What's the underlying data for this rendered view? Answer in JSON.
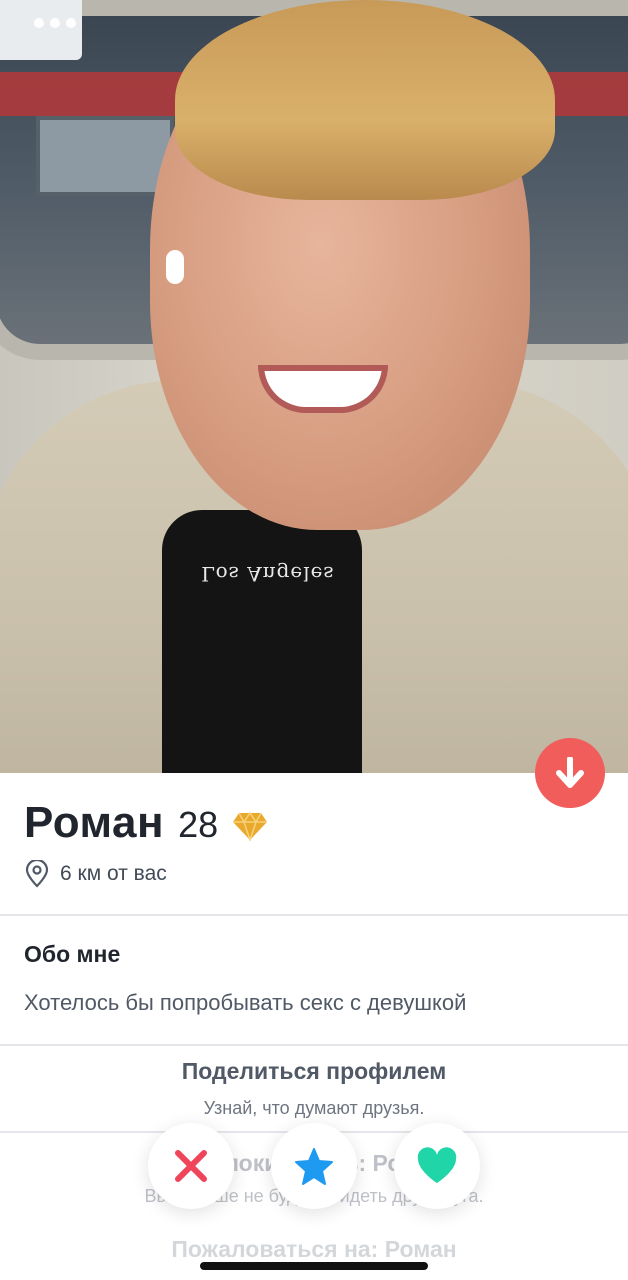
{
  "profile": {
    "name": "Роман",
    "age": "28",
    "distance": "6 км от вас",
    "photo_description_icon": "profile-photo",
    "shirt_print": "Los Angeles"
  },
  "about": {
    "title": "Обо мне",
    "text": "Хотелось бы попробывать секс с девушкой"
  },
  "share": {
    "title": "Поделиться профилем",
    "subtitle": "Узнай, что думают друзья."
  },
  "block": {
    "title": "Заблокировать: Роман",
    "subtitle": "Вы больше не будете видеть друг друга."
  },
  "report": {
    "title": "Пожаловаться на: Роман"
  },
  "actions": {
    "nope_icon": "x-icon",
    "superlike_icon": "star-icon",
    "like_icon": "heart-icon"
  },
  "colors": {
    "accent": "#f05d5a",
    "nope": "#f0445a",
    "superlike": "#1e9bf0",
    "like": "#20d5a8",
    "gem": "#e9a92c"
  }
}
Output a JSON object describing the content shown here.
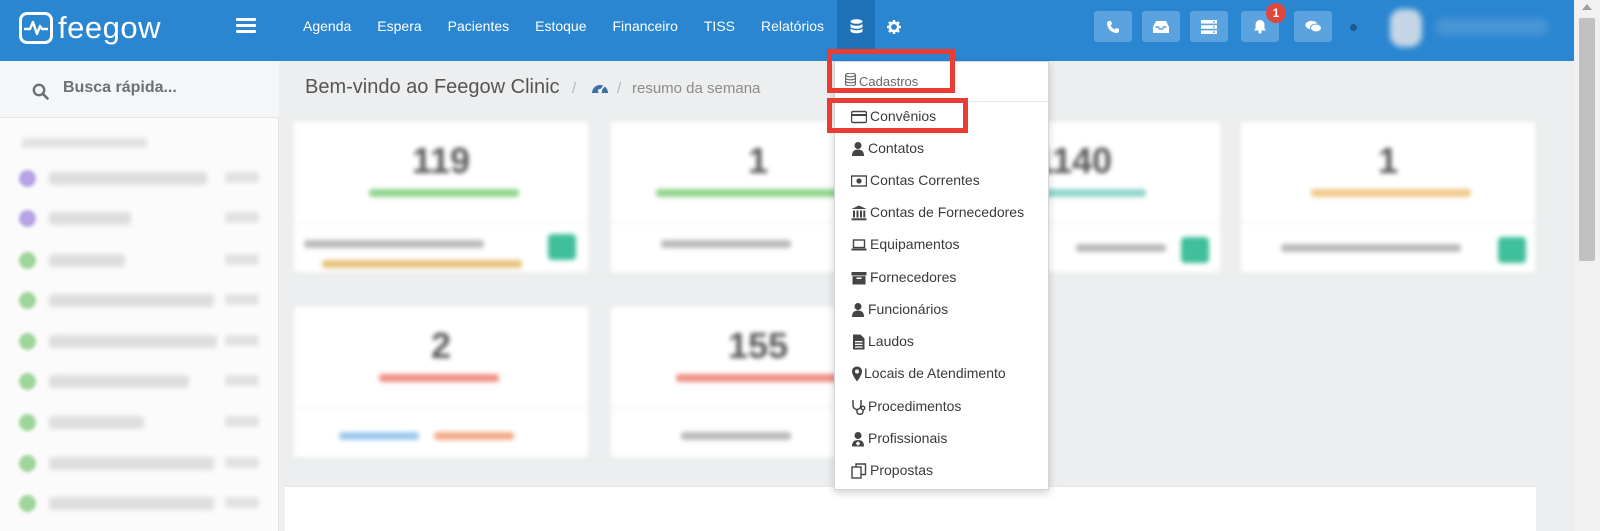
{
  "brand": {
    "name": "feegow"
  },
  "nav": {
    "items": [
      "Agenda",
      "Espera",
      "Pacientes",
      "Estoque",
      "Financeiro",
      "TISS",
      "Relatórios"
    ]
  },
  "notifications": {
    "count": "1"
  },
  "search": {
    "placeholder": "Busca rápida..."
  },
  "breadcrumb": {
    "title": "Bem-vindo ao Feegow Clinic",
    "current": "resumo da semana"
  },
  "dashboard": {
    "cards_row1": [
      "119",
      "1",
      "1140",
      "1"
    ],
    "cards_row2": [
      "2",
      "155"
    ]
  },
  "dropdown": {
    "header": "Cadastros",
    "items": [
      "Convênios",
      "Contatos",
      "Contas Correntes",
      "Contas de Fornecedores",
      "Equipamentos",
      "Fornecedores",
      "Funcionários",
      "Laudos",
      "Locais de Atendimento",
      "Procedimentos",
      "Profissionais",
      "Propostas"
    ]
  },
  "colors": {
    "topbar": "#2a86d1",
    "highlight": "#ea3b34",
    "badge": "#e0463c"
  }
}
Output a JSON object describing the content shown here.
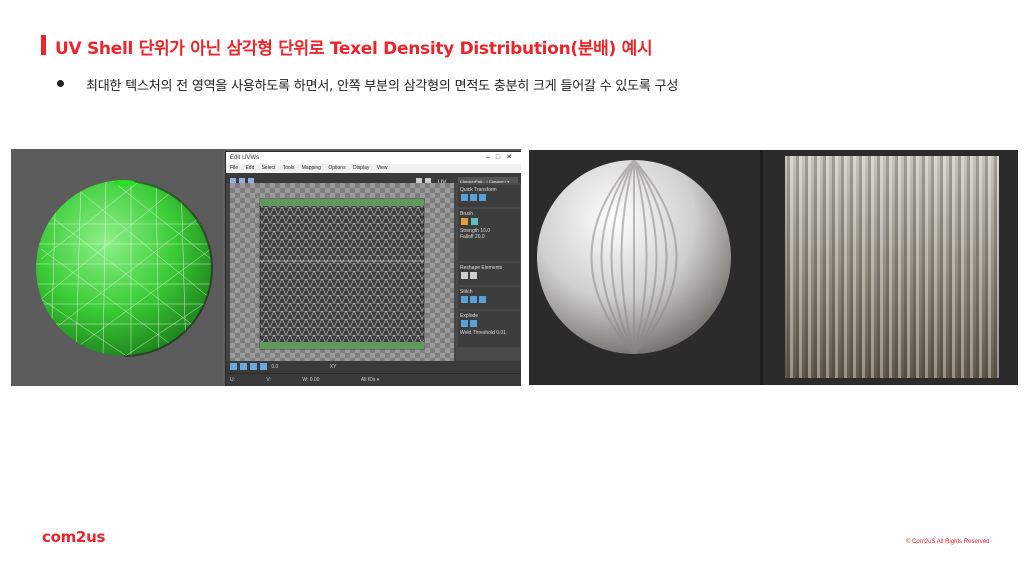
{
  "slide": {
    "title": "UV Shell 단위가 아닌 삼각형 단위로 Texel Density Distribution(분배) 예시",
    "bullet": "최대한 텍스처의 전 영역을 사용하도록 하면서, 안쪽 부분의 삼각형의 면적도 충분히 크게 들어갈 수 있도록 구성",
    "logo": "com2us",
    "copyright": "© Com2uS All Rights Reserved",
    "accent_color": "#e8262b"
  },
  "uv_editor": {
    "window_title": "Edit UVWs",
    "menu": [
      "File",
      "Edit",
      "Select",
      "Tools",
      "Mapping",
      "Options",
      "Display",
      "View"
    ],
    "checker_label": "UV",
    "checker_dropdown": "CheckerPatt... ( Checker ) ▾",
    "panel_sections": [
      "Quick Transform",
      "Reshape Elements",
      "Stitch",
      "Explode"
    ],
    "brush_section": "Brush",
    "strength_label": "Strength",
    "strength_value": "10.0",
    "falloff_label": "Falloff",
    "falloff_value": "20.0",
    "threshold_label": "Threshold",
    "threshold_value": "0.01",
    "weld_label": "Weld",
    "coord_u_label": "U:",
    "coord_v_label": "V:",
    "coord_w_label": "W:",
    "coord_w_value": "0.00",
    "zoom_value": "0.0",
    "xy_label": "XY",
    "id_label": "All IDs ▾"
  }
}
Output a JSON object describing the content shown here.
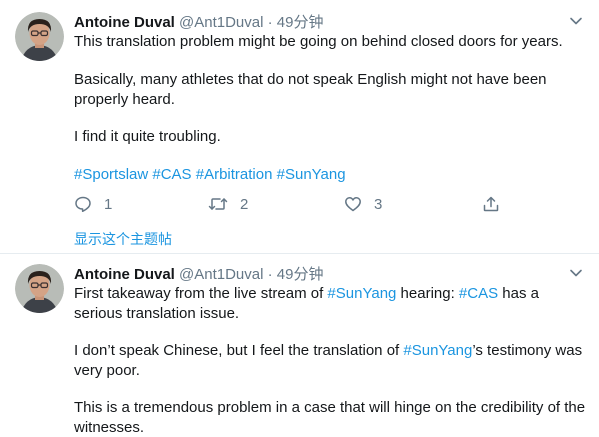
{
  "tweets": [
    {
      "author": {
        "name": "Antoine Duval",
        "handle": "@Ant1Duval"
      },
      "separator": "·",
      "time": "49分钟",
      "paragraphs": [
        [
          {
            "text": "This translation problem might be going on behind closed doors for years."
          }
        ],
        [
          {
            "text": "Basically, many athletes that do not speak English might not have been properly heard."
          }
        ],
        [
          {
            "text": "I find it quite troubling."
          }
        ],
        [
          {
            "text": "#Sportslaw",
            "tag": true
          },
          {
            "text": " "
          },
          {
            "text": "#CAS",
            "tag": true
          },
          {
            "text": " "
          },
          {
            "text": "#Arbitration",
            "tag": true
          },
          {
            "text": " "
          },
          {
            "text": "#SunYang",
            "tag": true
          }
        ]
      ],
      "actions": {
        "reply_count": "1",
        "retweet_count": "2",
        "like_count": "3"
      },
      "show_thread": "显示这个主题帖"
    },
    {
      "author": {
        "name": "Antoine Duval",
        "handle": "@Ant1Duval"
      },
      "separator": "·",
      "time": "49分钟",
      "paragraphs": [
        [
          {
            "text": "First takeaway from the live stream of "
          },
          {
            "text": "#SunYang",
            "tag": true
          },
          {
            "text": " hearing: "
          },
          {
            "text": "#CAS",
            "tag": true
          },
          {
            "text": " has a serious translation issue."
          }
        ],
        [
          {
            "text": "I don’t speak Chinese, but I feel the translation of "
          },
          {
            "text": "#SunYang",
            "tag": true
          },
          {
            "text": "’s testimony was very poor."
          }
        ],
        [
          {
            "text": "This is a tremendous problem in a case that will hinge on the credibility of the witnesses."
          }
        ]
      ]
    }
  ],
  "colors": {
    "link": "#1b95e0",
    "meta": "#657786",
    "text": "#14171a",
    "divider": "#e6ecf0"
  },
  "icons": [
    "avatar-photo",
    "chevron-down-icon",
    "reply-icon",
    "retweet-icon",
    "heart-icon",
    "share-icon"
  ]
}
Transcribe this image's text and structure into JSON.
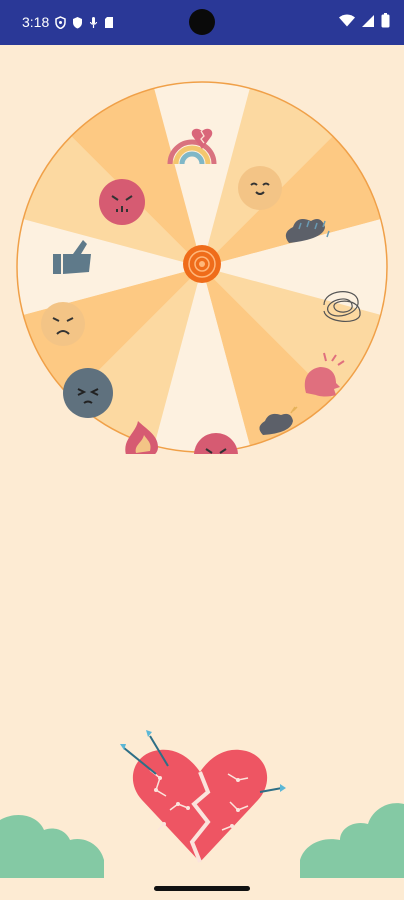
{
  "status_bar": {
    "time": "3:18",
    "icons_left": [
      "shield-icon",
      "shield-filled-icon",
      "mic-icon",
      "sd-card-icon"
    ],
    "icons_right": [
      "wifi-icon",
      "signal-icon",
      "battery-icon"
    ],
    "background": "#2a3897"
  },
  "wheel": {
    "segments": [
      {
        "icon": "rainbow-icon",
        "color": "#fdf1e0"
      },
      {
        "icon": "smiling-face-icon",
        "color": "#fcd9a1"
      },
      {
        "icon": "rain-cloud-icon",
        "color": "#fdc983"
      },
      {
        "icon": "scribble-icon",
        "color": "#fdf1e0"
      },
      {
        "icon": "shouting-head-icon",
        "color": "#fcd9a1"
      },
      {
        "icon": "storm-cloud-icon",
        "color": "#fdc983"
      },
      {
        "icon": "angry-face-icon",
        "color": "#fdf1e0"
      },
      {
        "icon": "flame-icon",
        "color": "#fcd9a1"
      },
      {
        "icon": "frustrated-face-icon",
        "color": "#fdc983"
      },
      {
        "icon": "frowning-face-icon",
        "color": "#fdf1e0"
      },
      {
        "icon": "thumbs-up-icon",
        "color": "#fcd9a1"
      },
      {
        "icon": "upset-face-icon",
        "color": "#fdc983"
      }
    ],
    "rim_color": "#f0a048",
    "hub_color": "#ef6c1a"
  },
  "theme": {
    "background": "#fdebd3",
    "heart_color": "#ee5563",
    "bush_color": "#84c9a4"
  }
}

Exercise directions: Write only the number of lines in the records that include the word "profile".

Task answer: 2